▶ **Set problem**
Gather up the lines with the word "title" in them.

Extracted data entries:
────

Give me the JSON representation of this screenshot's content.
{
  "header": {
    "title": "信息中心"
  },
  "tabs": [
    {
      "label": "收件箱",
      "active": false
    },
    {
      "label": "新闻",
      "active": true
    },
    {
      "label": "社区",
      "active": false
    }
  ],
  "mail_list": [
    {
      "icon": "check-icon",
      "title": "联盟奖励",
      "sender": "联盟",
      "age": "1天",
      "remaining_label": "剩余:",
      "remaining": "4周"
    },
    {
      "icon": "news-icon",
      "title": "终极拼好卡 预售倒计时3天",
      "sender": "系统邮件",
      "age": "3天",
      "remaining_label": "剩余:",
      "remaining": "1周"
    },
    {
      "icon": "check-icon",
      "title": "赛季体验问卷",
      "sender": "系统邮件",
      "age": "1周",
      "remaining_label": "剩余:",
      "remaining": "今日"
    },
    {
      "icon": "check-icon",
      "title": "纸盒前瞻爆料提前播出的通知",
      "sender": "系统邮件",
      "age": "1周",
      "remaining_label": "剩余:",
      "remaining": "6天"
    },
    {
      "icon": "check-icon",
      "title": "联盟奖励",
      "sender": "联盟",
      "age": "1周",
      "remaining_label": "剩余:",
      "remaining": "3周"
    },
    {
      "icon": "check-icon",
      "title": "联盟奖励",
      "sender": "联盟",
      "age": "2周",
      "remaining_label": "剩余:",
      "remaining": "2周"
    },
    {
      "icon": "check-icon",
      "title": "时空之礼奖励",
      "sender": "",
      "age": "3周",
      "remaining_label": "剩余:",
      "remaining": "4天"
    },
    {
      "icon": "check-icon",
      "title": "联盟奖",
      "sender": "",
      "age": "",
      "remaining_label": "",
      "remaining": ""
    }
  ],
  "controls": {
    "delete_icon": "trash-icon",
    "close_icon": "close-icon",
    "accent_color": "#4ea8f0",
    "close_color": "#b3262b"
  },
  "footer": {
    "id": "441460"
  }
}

────

▶ **Exercise output**
    "title": "信息中心"
      "title": "联盟奖励",
      "title": "终极拼好卡 预售倒计时3天",
      "title": "赛季体验问卷",
      "title": "纸盒前瞻爆料提前播出的通知",
      "title": "联盟奖励",
      "title": "联盟奖励",
      "title": "时空之礼奖励",
      "title": "联盟奖",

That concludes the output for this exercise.